▶ [TEKS HALAMAN]
Penggambaran fungsional dari pengeluaran publik yang direkomendasikan al-Ghazali bersifat agak luas dan longgar, yakni penegakan keadilan sosio-ekonomi, keamanan dan stabilitas negara, serta pengembangan suatu masyarakat yang makmur. Pernyataan tersebut menunjukkan bahwa Al-Ghazali mengakui ”konsumsi bersama” dan aspek spill-over dari barang-barang publik. Selain dari apa yang telah diutarakan mengenai bagaimana menciptakan kondisi-kondisi tersebut, dapat dikatakan walaupun memilih pembagian sukarela sebagai suatu cara untuk meningkatkan keadilan sosio-ekonomi, Al-Ghazali membolehkan intervensi negara pilihan bila perlu, untuk mengeliminasi kemiskinan dan kesukaran yang meluas.
Ibnu Khaldun
Ibnu Khaldun adalah raksasa intelektual paling terkemuka di dunia. Ia bukan saja Bapak sosiologi tetapi juga Bapak ilmu Ekonomi, karena banyak teori ekonominya yang jauh mendahului Adam Smith dan Ricardo. Artinya, ia  lebih dari tiga abad mendahului para pemikir Barat modern tersebut.  Muhammad Hilmi Murad  telah menulis sebuah karya ilmiah berjudul Abul Iqtishad : Ibnu Khaldun. Artinya Bapak Ekonomi : Ibnu Khaldun. Dalam tulisan tersebut Ibnu Khaldun dibuktikannya secara ilmiah sebagai penggagas pertama ilmu ekonomi secara empiris. Tulisan ini menurut Zainab Al-Khudairi, disampaikannya  pada Simposium tentang Ibnu Khaldun di Mesir 1978.

▶ [RINCIAN LATIHAN]
Menurut teks halaman, mengapa Ibnu Khaldun dijuluki bukan hanya Bapak sosiologi tetapi juga Bapak ilmu Ekonomi? Jelaskan dalam satu sampai tiga kalimat. Catatan yang menyusul tidak ada hubungannya dengan teks halaman.

▶ [CUPLIKAN DATA]

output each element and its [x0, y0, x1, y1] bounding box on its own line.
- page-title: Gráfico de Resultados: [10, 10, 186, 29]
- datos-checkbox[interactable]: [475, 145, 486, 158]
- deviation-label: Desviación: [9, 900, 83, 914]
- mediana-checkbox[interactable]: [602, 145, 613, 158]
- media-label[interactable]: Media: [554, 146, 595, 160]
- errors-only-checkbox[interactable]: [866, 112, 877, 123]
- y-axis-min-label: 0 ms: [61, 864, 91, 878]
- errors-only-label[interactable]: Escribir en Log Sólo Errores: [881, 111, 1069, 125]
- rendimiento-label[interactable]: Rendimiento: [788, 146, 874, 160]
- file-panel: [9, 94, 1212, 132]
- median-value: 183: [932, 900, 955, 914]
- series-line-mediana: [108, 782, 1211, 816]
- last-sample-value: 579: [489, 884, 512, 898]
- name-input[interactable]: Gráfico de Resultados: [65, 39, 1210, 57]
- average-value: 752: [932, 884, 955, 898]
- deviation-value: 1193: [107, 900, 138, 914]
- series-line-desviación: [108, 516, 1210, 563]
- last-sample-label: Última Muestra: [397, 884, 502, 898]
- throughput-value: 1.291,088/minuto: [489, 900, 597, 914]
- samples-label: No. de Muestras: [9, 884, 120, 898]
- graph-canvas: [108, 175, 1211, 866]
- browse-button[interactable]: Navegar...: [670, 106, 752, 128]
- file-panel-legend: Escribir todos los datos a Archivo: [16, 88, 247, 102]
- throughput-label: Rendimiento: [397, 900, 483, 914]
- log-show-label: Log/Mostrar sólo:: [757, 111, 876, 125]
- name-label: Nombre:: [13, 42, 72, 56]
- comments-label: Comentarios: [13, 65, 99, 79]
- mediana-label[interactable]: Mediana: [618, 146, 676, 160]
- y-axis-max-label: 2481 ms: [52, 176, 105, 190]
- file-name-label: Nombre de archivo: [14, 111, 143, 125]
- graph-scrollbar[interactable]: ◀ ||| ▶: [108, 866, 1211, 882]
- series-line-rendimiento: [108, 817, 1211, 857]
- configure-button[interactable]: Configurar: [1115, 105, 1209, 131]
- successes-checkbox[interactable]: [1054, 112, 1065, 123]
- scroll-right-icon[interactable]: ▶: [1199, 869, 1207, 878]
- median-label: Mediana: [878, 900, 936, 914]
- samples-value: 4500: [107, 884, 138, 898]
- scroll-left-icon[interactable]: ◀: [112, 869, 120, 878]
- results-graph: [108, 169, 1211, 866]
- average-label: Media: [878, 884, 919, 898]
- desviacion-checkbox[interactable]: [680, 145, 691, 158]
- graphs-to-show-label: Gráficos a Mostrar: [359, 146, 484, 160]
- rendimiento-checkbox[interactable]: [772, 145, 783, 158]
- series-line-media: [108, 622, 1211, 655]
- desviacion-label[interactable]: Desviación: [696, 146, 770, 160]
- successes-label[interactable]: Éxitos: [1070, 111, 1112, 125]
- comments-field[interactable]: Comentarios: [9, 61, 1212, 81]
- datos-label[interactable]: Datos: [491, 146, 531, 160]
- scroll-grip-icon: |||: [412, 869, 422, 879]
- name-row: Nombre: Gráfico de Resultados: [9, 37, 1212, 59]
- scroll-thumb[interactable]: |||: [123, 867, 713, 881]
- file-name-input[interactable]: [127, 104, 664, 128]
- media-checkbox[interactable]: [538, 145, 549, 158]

▶ [JAWABAN LATIHAN]
Ibnu Khaldun dijuluki Bapak ilmu Ekonomi karena banyak teori ekonominya jauh mendahului Adam Smith dan Ricardo. Artinya, pemikirannya muncul lebih dari tiga abad sebelum para pemikir Barat modern tersebut.